> THE EXERCISE: Find each line containing the string "arcmin". Copy it.

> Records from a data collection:
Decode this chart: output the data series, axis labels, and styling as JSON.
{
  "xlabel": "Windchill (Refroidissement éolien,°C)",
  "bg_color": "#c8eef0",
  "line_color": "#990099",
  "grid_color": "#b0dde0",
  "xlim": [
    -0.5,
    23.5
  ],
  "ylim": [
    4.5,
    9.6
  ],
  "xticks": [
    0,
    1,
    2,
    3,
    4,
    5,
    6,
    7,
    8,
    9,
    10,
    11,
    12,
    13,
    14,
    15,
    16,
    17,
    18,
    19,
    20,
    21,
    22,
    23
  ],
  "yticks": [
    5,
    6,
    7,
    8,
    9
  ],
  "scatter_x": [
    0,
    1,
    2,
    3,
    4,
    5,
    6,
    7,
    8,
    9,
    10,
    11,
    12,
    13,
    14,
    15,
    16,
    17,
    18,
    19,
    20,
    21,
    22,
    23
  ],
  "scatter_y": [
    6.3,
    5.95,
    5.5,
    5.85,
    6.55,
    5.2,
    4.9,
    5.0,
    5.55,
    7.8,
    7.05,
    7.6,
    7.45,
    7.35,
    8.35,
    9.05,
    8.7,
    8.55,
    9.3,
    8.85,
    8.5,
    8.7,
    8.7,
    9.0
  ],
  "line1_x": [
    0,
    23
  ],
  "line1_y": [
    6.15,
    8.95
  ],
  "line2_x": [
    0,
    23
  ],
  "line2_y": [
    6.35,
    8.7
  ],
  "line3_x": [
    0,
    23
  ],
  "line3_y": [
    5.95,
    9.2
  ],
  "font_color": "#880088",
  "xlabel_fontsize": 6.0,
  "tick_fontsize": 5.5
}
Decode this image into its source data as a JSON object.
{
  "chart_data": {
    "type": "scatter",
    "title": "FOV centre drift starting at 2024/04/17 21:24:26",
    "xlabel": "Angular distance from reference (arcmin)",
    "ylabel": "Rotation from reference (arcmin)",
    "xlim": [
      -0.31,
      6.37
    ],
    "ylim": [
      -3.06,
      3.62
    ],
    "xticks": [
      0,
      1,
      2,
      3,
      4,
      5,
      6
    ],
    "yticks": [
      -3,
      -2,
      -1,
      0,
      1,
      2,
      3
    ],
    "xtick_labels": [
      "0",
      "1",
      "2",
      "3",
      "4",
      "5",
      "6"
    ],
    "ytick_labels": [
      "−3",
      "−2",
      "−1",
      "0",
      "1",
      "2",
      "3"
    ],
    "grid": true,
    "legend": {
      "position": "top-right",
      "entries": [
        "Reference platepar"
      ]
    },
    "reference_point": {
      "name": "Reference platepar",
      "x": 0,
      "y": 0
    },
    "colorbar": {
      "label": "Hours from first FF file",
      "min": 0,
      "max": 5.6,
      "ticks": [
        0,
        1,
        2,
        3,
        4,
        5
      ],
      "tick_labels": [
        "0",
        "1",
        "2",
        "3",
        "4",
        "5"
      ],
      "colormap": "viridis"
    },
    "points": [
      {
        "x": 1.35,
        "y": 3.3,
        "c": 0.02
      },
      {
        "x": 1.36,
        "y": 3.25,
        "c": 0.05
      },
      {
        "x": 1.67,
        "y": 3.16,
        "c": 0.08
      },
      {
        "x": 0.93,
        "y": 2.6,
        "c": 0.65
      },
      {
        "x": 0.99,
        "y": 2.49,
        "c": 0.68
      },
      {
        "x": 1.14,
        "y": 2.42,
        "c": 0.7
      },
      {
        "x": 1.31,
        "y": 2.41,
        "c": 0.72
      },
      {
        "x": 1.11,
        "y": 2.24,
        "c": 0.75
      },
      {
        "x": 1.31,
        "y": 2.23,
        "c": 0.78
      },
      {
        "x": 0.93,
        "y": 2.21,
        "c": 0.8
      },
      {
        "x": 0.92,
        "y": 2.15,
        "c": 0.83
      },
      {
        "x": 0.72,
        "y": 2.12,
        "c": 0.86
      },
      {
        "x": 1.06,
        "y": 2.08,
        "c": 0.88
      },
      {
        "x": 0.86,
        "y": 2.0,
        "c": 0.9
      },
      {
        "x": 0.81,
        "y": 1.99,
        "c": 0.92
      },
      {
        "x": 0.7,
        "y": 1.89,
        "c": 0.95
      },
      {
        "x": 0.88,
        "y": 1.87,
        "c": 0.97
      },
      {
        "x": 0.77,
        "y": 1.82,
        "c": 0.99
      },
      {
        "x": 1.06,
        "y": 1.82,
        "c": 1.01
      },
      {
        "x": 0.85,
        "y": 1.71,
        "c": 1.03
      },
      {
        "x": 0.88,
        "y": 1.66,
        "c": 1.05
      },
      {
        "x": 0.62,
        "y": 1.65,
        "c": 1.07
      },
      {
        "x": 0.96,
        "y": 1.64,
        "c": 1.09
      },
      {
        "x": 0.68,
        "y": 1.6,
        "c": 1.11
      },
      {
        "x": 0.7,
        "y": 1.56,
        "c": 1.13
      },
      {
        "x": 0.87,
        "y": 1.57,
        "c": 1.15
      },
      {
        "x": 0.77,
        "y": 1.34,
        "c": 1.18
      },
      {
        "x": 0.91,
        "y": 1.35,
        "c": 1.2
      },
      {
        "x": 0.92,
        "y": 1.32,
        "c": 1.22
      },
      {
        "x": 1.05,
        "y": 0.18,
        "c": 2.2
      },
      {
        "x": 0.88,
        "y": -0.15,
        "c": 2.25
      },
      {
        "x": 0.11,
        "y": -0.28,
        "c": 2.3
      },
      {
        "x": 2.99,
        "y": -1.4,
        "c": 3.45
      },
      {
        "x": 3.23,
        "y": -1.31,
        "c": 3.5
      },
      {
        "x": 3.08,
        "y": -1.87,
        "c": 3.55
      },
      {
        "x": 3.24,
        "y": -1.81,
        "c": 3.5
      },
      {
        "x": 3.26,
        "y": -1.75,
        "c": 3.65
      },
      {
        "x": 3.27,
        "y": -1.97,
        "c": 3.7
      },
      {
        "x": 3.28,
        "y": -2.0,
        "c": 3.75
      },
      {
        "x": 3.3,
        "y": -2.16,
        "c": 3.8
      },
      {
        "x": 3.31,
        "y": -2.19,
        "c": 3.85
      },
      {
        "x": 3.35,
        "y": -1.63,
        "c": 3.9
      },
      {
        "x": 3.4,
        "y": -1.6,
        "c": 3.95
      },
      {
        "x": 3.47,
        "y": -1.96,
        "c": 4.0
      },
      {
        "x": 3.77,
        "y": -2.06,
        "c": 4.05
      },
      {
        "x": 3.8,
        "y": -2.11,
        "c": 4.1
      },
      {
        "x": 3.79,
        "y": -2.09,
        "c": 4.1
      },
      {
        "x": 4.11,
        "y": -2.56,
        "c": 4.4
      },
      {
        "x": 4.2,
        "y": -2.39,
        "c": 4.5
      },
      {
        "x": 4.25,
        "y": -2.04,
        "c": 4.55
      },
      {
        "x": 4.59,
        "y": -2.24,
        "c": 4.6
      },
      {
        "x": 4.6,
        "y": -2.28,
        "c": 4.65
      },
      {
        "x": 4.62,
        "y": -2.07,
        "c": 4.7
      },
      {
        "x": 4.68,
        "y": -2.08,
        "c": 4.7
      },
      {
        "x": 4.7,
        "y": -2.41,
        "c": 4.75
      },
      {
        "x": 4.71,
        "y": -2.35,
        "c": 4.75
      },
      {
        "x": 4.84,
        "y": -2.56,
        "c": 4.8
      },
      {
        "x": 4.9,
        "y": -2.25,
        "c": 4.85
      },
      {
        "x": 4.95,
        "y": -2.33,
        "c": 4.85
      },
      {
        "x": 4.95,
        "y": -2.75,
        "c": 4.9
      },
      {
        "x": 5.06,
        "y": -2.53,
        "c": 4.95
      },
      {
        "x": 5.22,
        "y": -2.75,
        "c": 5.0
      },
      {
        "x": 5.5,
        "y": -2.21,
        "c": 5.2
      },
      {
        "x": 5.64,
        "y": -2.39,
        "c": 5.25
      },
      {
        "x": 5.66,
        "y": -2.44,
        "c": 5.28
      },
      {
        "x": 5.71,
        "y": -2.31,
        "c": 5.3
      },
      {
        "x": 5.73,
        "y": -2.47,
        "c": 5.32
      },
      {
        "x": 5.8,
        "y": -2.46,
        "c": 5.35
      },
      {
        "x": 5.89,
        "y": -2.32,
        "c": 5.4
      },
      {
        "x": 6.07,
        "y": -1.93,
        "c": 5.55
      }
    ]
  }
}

> SOLVED PROBLEM:
    "xlabel": "Angular distance from reference (arcmin)",
    "ylabel": "Rotation from reference (arcmin)",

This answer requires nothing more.